Page extract Block Start

Now we can stitch the two network together, but first we must translate the fine network along the z-axis so the networks are not overlapping. Stiching is described in more detail here.

[4]:
pn2['pore.coords'] += [0, 0, 8*30e-6]
op.topotools.stitch(network=pn, donor=pn2,
                    P_network=pn.pores('top'),
                    P_donor=pn2.pores('bottom'))

Let’s visualize the network to see if it stitched as expected. Quick plotting is described in more detail here.

[5]:
fig = op.topotools.plot_connections(pn)
../../../_images/examples_simulations_steady_state_stokes_flow_and_permeability_tensor_9_0.svg

Create other objects needed for simulation#

Generate one Geometry for each layer#

[6]:
np.random.seed(0)
Ps = pn.pores('fine')
Ts = pn.throats('fine')

Page extract Block End

** Task requirements **
A. Answer these about the pore network tutorial:
(i) Along which axis is the fine network moved before the two networks are joined?
(ii) Which function is called to plot the network after stitching?
(iii) What value is passed to the random seed?
B. In the pore network tutorial, list every label passed to a pores() call.
C. Proceed with the pore network tutorial, starting right after its last line of code.

Listed records Block Start

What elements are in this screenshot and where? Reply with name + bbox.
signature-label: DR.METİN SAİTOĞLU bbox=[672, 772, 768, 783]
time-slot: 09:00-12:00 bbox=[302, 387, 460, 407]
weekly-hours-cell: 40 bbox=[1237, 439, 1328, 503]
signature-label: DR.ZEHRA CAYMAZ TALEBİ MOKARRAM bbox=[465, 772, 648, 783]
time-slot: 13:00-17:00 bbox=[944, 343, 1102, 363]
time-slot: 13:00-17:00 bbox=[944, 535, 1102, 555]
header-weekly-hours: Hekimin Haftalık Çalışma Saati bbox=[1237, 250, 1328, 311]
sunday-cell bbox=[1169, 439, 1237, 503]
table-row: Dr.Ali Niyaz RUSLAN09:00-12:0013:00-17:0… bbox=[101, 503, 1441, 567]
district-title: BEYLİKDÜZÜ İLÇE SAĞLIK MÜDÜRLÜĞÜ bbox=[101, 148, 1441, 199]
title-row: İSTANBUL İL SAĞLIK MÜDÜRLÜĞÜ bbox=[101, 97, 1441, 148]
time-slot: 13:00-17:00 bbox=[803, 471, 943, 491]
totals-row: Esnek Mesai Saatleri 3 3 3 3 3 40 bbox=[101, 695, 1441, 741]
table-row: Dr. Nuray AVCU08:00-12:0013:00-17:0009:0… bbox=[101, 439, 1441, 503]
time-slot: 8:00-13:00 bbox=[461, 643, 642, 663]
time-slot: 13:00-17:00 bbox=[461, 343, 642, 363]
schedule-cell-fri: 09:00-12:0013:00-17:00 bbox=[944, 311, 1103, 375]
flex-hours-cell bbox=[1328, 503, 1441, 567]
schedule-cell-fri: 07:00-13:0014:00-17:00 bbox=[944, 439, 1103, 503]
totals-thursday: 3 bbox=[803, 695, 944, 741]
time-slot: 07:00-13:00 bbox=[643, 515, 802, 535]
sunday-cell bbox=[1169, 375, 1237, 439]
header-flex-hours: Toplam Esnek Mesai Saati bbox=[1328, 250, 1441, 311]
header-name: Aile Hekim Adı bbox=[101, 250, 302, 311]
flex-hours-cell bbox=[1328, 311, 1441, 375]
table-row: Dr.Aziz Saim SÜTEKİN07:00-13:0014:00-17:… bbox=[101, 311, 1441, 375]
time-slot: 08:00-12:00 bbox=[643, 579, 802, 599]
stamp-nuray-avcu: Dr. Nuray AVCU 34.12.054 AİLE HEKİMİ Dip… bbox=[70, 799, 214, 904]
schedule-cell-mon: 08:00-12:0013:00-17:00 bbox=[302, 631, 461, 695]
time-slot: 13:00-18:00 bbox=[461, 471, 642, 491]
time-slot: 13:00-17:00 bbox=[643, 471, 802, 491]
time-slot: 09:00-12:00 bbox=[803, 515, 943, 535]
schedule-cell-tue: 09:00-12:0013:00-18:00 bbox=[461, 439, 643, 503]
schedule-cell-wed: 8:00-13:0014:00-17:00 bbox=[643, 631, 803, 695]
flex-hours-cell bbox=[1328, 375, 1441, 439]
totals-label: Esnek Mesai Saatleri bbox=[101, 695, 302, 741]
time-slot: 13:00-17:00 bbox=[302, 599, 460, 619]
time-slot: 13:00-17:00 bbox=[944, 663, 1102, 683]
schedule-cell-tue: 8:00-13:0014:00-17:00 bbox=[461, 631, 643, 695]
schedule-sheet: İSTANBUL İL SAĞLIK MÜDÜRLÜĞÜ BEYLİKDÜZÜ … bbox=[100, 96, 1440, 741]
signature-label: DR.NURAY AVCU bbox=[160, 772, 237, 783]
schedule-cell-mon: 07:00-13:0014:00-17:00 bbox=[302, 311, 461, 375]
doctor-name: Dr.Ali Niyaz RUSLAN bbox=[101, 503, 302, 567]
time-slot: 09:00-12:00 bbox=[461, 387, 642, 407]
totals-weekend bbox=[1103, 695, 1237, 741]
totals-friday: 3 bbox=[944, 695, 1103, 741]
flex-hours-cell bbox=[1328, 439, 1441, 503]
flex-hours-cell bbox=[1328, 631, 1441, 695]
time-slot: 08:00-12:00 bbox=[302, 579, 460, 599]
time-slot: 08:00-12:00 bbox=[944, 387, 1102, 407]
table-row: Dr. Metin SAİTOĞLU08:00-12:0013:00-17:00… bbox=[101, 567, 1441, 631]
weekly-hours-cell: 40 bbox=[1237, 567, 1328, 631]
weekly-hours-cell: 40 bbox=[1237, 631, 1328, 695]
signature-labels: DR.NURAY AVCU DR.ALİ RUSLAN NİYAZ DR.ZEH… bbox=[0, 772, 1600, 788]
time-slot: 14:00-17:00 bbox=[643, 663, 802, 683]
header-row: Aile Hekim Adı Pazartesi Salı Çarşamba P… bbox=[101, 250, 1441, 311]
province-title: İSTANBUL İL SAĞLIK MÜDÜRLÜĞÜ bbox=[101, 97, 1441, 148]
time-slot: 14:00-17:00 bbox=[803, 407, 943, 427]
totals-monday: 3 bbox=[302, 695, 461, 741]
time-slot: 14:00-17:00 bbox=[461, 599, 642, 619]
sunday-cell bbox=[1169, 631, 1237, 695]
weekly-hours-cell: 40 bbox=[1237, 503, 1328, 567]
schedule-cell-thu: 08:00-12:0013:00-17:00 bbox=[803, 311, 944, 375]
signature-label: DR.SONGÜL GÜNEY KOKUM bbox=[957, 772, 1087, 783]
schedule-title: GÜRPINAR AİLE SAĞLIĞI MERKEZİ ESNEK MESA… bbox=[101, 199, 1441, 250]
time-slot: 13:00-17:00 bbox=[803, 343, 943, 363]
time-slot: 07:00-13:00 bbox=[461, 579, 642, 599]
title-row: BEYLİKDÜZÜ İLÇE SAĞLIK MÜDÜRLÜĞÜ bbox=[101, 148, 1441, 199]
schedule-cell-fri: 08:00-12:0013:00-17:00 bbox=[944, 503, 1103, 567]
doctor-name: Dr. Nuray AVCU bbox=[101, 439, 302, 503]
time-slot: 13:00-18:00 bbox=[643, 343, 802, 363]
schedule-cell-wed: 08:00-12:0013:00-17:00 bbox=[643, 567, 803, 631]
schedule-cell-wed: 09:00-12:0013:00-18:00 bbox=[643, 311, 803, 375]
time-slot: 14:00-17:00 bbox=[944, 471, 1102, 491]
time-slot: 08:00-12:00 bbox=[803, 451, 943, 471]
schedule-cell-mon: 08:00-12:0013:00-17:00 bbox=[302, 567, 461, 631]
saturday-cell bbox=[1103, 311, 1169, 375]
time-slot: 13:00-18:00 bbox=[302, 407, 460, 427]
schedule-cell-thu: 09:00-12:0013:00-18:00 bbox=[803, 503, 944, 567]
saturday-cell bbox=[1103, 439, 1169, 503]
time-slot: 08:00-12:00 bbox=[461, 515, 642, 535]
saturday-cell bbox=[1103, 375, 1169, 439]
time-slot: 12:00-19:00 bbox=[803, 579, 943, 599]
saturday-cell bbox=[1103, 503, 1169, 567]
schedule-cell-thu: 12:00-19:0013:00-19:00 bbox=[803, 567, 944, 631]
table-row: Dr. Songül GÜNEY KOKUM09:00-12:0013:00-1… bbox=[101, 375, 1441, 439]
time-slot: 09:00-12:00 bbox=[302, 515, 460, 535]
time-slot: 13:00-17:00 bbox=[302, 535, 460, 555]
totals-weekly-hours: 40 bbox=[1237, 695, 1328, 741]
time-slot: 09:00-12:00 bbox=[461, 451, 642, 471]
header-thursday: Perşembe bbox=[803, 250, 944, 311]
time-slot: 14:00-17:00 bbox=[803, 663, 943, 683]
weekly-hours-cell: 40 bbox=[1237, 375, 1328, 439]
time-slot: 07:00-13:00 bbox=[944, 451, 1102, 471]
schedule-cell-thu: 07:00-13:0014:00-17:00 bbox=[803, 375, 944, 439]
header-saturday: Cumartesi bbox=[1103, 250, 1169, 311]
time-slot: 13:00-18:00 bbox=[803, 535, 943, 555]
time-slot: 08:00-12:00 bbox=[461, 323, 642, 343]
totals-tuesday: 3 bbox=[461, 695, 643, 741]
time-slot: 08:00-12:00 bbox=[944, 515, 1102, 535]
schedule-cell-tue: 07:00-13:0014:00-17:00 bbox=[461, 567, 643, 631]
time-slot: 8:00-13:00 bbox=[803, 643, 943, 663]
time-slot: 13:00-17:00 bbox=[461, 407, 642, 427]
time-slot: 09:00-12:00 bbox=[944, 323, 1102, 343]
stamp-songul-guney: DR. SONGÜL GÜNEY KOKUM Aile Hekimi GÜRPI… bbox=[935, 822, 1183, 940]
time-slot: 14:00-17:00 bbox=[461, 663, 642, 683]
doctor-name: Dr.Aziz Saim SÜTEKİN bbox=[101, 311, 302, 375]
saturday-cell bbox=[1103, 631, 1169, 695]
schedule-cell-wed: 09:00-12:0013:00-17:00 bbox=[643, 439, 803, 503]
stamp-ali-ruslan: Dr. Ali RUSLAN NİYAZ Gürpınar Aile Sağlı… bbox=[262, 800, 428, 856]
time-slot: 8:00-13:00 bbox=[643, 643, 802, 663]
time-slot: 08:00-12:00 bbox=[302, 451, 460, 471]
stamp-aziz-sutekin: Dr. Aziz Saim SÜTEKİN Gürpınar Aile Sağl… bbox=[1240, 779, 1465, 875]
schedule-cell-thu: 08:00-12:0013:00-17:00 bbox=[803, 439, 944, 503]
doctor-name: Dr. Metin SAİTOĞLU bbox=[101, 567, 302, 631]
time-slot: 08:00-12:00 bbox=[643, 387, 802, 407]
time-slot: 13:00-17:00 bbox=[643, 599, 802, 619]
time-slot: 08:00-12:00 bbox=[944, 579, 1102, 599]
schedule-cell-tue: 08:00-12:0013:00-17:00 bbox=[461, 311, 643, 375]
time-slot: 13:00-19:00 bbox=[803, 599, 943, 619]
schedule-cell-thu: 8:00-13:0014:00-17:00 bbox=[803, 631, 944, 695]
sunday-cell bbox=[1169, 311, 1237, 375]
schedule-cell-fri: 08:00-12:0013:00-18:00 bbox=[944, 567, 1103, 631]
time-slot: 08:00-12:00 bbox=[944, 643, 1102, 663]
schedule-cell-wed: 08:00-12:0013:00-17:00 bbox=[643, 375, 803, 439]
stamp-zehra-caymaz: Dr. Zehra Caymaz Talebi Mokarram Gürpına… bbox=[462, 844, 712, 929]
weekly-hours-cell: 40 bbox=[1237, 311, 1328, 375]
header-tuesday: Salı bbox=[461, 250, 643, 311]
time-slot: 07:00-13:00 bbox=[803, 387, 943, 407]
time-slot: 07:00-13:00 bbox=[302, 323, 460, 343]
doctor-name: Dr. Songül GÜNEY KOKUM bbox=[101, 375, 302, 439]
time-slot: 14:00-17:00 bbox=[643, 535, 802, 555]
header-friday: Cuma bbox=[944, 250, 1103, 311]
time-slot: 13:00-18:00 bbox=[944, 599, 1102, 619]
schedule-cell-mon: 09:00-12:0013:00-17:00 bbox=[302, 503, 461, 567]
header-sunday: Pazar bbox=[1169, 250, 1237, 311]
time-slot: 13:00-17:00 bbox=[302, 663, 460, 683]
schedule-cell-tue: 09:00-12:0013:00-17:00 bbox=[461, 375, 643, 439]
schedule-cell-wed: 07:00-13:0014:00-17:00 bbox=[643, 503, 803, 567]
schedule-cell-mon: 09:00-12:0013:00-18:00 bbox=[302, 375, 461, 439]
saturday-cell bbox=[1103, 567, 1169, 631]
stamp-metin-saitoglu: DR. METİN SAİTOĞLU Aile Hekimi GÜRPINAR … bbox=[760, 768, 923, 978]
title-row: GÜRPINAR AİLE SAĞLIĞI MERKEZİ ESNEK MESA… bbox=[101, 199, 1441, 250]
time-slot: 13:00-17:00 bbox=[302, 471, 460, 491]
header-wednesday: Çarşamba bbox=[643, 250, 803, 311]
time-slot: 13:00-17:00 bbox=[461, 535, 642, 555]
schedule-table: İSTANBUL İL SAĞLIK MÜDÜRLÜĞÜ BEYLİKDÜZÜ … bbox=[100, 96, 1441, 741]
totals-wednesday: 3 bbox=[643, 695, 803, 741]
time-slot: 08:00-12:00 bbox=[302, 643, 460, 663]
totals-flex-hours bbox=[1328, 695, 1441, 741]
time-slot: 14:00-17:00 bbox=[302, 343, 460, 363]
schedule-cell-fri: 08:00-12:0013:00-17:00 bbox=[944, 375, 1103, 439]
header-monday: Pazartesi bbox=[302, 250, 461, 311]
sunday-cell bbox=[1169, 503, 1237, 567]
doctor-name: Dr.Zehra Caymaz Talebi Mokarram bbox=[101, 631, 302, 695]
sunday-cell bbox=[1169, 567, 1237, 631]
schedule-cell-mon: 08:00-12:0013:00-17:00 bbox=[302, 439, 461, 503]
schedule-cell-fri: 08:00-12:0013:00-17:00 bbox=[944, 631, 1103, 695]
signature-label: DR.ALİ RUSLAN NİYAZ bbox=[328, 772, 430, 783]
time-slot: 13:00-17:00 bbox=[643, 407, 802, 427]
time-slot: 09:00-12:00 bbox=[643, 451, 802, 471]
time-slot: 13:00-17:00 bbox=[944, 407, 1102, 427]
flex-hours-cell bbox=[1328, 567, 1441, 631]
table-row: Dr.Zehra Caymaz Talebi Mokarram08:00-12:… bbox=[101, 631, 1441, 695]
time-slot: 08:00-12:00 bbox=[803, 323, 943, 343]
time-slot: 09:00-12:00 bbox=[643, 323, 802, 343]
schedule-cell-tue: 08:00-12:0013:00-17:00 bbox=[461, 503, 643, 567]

Listed records Block End

** List of answers **
A.
(i) The z-axis.
(ii) op.topotools.plot_connections
(iii) 0

B. 'top', 'bottom', 'fine'

C.
geo2 = op.geometry.SpheresAndCylinders(network=pn, pores=Ps, throats=Ts)
Ps = pn.pores('coarse')
Ts = pn.throats(['coarse', 'stitched'])
geo1 = op.geometry.SpheresAndCylinders(network=pn, pores=Ps, throats=Ts)

Let’s visualize the pore sizes using histograms:

[7]:
fig = plt.hist(geo1['pore.diameter'], bins=25,
               density=True, edgecolor='k', alpha=0.5)
fig = plt.hist(geo2['pore.diameter'], bins=25,
               density=True, edgecolor='k', alpha=0.5)
../../../_images/examples_simulations_steady_state_stokes_flow_and_permeability_tensor_13_0.svg

Create a Phase and 2 Physics objects#

[8]:
air = op.phase.Air(network=pn)
phys1 = op.physics.Standard(network=pn, phase=air, geometry=geo1)
phys2 = op.physics.Standard(network=pn, phase=air, geometry=geo2)

Let’s visualize the hydraulic conductances using histograms. Note that the values are logged, to better visualize the distributions:

[9]:
fig = plt.hist(np.log10(phys1['throat.hydraulic_conductance']),
               bins=25, density=True, edgecolor='k', alpha=0.5)
fig = plt.hist(np.log10(phys2['throat.hydraulic_conductance']),
               bins=25, density=True, edgecolor='k', alpha=0.5)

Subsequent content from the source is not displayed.